==== DATA EXCERPTS ====
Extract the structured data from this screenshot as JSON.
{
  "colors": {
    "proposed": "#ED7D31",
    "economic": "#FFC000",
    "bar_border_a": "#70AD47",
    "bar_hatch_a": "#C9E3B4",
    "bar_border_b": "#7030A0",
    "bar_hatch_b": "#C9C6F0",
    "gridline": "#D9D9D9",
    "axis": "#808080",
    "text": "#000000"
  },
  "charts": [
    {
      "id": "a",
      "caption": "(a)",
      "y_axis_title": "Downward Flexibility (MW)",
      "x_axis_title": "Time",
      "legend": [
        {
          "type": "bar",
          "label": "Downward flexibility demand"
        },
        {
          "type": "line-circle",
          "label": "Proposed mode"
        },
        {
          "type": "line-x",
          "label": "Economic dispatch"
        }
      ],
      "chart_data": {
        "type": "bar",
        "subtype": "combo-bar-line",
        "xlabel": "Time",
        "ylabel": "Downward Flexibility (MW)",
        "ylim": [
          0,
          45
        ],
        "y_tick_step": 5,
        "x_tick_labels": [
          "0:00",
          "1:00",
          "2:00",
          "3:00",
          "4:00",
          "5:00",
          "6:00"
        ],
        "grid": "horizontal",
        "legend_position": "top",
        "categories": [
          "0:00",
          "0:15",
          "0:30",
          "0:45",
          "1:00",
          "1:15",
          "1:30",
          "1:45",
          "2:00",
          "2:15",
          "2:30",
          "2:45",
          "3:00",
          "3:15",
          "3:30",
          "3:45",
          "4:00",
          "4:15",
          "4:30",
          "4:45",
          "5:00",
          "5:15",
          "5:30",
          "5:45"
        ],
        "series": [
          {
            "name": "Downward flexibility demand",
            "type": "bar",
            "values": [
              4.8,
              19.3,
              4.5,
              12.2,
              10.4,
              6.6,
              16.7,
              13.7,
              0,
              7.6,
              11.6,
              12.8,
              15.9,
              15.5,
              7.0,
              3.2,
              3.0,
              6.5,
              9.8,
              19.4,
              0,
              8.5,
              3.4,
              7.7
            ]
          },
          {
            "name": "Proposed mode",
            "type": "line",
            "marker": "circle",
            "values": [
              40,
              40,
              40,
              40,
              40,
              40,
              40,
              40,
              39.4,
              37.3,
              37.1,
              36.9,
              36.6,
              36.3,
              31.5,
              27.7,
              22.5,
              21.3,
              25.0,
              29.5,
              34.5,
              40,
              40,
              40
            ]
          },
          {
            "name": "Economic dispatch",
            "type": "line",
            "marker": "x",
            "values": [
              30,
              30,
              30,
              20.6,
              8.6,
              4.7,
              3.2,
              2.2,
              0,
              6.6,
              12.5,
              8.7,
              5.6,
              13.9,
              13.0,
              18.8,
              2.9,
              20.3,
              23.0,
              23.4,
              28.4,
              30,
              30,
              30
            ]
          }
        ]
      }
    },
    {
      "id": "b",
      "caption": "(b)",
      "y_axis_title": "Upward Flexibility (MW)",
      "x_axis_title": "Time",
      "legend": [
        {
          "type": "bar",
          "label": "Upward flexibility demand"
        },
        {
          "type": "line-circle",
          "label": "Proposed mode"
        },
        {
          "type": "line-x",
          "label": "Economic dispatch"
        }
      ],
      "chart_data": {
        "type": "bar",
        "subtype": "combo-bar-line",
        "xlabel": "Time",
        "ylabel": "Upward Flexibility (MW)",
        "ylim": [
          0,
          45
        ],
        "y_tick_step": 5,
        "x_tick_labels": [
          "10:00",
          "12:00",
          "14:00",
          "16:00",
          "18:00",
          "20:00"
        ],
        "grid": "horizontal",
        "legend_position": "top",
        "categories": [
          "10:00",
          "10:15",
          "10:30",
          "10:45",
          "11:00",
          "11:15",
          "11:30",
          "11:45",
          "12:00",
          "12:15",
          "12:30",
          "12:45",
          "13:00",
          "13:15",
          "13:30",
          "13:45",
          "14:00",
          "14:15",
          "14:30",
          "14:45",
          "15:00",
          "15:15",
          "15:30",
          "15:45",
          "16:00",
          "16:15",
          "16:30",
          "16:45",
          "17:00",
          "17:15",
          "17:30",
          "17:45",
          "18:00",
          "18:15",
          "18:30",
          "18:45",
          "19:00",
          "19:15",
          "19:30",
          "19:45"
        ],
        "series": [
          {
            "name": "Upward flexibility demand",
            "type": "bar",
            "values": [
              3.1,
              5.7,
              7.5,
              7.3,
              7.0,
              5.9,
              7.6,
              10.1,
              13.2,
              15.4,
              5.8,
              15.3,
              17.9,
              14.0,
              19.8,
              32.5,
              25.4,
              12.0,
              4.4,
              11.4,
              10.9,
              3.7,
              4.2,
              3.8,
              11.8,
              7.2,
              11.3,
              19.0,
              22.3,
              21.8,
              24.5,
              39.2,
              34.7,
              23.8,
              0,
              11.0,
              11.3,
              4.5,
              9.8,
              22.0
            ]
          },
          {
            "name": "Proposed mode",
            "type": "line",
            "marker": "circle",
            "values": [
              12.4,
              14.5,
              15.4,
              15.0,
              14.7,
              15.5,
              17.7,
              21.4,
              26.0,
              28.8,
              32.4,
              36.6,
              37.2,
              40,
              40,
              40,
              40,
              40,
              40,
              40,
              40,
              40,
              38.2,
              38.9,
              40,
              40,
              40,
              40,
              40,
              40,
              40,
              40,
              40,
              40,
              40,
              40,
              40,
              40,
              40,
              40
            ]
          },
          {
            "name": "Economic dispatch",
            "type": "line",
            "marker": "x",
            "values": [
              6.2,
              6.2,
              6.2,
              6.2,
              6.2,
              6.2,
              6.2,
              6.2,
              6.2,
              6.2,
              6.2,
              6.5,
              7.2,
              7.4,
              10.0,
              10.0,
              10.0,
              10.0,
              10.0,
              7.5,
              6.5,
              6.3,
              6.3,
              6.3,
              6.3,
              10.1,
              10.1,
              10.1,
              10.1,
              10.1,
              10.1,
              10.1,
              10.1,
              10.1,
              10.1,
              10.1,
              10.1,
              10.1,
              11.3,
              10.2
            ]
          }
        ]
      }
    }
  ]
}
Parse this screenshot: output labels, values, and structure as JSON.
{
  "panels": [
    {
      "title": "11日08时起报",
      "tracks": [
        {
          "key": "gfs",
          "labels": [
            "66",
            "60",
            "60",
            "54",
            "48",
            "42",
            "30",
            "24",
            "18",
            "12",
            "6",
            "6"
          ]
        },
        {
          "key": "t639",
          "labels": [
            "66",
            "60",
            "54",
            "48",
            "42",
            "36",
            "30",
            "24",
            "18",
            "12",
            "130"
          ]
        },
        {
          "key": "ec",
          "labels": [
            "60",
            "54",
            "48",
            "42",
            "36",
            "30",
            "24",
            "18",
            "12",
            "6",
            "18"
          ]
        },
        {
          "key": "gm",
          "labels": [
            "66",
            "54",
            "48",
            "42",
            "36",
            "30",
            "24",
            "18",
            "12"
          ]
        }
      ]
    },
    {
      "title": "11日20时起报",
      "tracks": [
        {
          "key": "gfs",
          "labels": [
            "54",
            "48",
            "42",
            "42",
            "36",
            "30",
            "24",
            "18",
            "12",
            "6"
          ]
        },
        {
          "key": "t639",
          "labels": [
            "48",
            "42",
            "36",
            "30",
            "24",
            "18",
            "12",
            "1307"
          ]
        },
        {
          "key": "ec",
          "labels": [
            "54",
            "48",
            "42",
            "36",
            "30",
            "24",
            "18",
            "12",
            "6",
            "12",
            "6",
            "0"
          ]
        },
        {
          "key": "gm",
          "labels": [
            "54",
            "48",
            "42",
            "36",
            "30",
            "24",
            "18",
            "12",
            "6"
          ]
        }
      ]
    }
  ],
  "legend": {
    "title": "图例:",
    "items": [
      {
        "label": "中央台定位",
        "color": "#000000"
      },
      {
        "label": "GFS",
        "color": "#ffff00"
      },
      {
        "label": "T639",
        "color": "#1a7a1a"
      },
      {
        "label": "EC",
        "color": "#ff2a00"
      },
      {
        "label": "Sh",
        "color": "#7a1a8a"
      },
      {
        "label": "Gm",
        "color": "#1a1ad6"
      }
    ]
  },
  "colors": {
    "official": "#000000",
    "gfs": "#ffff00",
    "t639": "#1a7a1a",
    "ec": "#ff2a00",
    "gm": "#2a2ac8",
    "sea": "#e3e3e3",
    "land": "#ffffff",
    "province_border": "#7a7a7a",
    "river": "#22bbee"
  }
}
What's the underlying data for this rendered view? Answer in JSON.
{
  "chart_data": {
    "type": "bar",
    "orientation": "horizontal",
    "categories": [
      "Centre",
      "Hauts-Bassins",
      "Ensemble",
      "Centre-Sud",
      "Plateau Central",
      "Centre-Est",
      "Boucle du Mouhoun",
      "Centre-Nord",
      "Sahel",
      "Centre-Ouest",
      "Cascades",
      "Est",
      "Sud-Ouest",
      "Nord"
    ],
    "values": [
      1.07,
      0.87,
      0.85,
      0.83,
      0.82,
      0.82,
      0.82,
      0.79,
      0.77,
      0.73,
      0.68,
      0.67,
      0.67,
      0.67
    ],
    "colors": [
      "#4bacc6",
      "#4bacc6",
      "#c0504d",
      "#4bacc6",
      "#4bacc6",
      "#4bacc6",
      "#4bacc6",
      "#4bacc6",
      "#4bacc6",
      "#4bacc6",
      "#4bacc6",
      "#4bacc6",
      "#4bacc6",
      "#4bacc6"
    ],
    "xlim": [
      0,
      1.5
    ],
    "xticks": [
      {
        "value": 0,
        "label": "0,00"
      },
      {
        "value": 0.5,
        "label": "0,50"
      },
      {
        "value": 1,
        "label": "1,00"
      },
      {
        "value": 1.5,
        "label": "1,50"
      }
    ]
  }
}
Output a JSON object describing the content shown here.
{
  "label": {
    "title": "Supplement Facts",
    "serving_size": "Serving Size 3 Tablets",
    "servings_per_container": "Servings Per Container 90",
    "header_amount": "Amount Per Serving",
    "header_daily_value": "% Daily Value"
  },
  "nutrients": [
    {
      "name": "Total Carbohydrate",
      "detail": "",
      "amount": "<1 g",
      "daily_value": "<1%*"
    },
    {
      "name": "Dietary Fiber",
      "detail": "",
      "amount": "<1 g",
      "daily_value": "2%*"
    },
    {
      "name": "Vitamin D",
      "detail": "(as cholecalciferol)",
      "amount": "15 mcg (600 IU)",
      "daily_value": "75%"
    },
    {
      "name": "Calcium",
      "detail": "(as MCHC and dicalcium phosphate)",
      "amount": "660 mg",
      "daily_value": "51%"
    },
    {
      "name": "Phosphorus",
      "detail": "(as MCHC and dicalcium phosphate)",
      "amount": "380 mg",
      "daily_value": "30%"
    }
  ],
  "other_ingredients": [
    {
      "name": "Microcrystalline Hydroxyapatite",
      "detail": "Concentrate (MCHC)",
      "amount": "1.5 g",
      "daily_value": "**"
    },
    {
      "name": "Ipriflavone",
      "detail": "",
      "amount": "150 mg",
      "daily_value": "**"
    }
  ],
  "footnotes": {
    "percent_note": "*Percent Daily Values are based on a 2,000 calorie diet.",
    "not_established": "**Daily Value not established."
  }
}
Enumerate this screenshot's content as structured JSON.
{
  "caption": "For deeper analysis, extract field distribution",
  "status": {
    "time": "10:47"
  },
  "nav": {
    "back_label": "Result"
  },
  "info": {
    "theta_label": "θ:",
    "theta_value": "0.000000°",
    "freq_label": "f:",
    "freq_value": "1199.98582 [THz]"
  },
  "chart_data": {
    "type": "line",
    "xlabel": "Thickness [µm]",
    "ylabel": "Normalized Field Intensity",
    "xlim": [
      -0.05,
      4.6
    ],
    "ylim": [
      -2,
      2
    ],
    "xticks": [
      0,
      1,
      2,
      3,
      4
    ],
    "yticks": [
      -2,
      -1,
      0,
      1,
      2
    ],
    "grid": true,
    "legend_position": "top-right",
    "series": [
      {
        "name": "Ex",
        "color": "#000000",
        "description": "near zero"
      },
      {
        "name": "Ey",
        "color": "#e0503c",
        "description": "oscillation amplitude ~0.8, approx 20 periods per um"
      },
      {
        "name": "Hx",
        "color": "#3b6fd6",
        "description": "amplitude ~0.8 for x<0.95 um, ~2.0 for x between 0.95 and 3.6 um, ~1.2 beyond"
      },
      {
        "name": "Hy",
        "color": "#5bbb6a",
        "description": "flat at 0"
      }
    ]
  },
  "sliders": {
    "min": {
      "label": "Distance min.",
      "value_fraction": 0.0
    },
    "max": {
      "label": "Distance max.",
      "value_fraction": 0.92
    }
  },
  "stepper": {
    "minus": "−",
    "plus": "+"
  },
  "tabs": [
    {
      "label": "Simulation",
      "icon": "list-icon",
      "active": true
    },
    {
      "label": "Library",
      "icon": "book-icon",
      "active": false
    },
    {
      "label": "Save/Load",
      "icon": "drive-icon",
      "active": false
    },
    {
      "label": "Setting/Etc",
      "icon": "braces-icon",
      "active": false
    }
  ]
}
====
• REQUEST: For the material, find the number of lines holding the word "caption" and give that figure and nothing more.

• FULL OUTPUT: 3